■ Direction: Report only the number of lines holding "example".

※ ※ ※

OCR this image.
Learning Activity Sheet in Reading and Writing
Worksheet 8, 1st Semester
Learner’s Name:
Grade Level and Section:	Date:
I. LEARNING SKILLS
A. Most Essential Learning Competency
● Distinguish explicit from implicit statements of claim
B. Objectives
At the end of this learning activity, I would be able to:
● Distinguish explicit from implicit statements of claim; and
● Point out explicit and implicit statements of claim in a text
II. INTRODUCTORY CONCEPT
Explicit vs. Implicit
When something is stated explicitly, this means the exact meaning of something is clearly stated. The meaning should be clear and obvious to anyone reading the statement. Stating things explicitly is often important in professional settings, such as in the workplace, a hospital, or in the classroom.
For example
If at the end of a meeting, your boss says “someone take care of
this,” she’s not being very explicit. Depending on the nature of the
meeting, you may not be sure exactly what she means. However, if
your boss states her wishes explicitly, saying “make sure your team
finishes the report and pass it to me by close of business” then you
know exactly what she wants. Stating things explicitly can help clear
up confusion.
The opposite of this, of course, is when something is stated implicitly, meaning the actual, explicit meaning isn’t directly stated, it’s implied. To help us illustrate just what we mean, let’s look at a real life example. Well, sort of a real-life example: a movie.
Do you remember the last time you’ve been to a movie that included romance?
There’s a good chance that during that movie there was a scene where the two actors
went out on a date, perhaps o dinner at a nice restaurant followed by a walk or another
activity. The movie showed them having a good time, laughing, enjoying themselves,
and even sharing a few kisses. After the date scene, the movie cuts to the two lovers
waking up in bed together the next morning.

※ ※ ※

■ Response to the exercise: 2